» **Stated goal**:
Transcribe the records that follow. Keep every word exactly, and drop the pictures.

» **Source data**:
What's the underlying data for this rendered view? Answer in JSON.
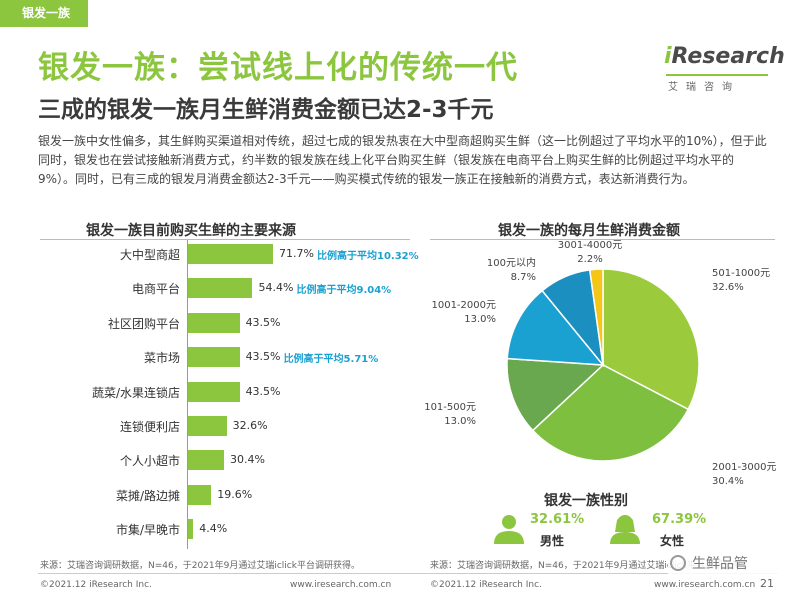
{
  "header": {
    "tag": "银发一族",
    "title": "银发一族：尝试线上化的传统一代",
    "subtitle": "三成的银发一族月生鲜消费金额已达2-3千元",
    "logo_word_prefix": "i",
    "logo_word_rest": "Research",
    "logo_cn": "艾瑞咨询",
    "body": "银发一族中女性偏多，其生鲜购买渠道相对传统，超过七成的银发热衷在大中型商超购买生鲜（这一比例超过了平均水平的10%），但于此同时，银发也在尝试接触新消费方式，约半数的银发族在线上化平台购买生鲜（银发族在电商平台上购买生鲜的比例超过平均水平的9%）。同时，已有三成的银发月消费金额达2-3千元——购买模式传统的银发一族正在接触新的消费方式，表达新消费行为。"
  },
  "colors": {
    "accent": "#8cc63f",
    "note": "#1ba1d1"
  },
  "chart_data": [
    {
      "type": "bar",
      "title": "银发一族目前购买生鲜的主要来源",
      "categories": [
        "大中型商超",
        "电商平台",
        "社区团购平台",
        "菜市场",
        "蔬菜/水果连锁店",
        "连锁便利店",
        "个人小超市",
        "菜摊/路边摊",
        "市集/早晚市"
      ],
      "values": [
        71.7,
        54.4,
        43.5,
        43.5,
        43.5,
        32.6,
        30.4,
        19.6,
        4.4
      ],
      "value_labels": [
        "71.7%",
        "54.4%",
        "43.5%",
        "43.5%",
        "43.5%",
        "32.6%",
        "30.4%",
        "19.6%",
        "4.4%"
      ],
      "annotations": [
        "比例高于平均10.32%",
        "比例高于平均9.04%",
        "",
        "比例高于平均5.71%",
        "",
        "",
        "",
        "",
        ""
      ],
      "orientation": "horizontal",
      "source": "来源：艾瑞咨询调研数据，N=46，于2021年9月通过艾瑞iclick平台调研获得。"
    },
    {
      "type": "pie",
      "title": "银发一族的每月生鲜消费金额",
      "categories": [
        "501-1000元",
        "2001-3000元",
        "101-500元",
        "1001-2000元",
        "100元以内",
        "3001-4000元"
      ],
      "values": [
        32.6,
        30.4,
        13.0,
        13.0,
        8.7,
        2.2
      ],
      "value_labels": [
        "32.6%",
        "30.4%",
        "13.0%",
        "13.0%",
        "8.7%",
        "2.2%"
      ],
      "colors": [
        "#9bcb3c",
        "#7fbf3f",
        "#6aa84f",
        "#1ba1d1",
        "#1a8fc0",
        "#f5c518"
      ],
      "source": "来源：艾瑞咨询调研数据，N=46，于2021年9月通过艾瑞iclick平台调研获得。"
    }
  ],
  "gender": {
    "title": "银发一族性别",
    "male_pct": "32.61%",
    "male_label": "男性",
    "female_pct": "67.39%",
    "female_label": "女性"
  },
  "footer": {
    "left_copyright": "©2021.12 iResearch Inc.",
    "left_site": "www.iresearch.com.cn",
    "right_copyright": "©2021.12 iResearch Inc.",
    "right_site": "www.iresearch.com.cn",
    "page": "21",
    "watermark": "生鲜品管"
  }
}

» **Result of this task**:
What's the underlying data for this rendered view? Answer in JSON.
{
  "header": {
    "tag": "银发一族",
    "title": "银发一族：尝试线上化的传统一代",
    "subtitle": "三成的银发一族月生鲜消费金额已达2-3千元",
    "logo_word_prefix": "i",
    "logo_word_rest": "Research",
    "logo_cn": "艾瑞咨询",
    "body": "银发一族中女性偏多，其生鲜购买渠道相对传统，超过七成的银发热衷在大中型商超购买生鲜（这一比例超过了平均水平的10%），但于此同时，银发也在尝试接触新消费方式，约半数的银发族在线上化平台购买生鲜（银发族在电商平台上购买生鲜的比例超过平均水平的9%）。同时，已有三成的银发月消费金额达2-3千元——购买模式传统的银发一族正在接触新的消费方式，表达新消费行为。"
  },
  "colors": {
    "accent": "#8cc63f",
    "note": "#1ba1d1"
  },
  "chart_data": [
    {
      "type": "bar",
      "title": "银发一族目前购买生鲜的主要来源",
      "categories": [
        "大中型商超",
        "电商平台",
        "社区团购平台",
        "菜市场",
        "蔬菜/水果连锁店",
        "连锁便利店",
        "个人小超市",
        "菜摊/路边摊",
        "市集/早晚市"
      ],
      "values": [
        71.7,
        54.4,
        43.5,
        43.5,
        43.5,
        32.6,
        30.4,
        19.6,
        4.4
      ],
      "value_labels": [
        "71.7%",
        "54.4%",
        "43.5%",
        "43.5%",
        "43.5%",
        "32.6%",
        "30.4%",
        "19.6%",
        "4.4%"
      ],
      "annotations": [
        "比例高于平均10.32%",
        "比例高于平均9.04%",
        "",
        "比例高于平均5.71%",
        "",
        "",
        "",
        "",
        ""
      ],
      "orientation": "horizontal",
      "source": "来源：艾瑞咨询调研数据，N=46，于2021年9月通过艾瑞iclick平台调研获得。"
    },
    {
      "type": "pie",
      "title": "银发一族的每月生鲜消费金额",
      "categories": [
        "501-1000元",
        "2001-3000元",
        "101-500元",
        "1001-2000元",
        "100元以内",
        "3001-4000元"
      ],
      "values": [
        32.6,
        30.4,
        13.0,
        13.0,
        8.7,
        2.2
      ],
      "value_labels": [
        "32.6%",
        "30.4%",
        "13.0%",
        "13.0%",
        "8.7%",
        "2.2%"
      ],
      "colors": [
        "#9bcb3c",
        "#7fbf3f",
        "#6aa84f",
        "#1ba1d1",
        "#1a8fc0",
        "#f5c518"
      ],
      "source": "来源：艾瑞咨询调研数据，N=46，于2021年9月通过艾瑞iclick平台调研获得。"
    }
  ],
  "gender": {
    "title": "银发一族性别",
    "male_pct": "32.61%",
    "male_label": "男性",
    "female_pct": "67.39%",
    "female_label": "女性"
  },
  "footer": {
    "left_copyright": "©2021.12 iResearch Inc.",
    "left_site": "www.iresearch.com.cn",
    "right_copyright": "©2021.12 iResearch Inc.",
    "right_site": "www.iresearch.com.cn",
    "page": "21",
    "watermark": "生鲜品管"
  }
}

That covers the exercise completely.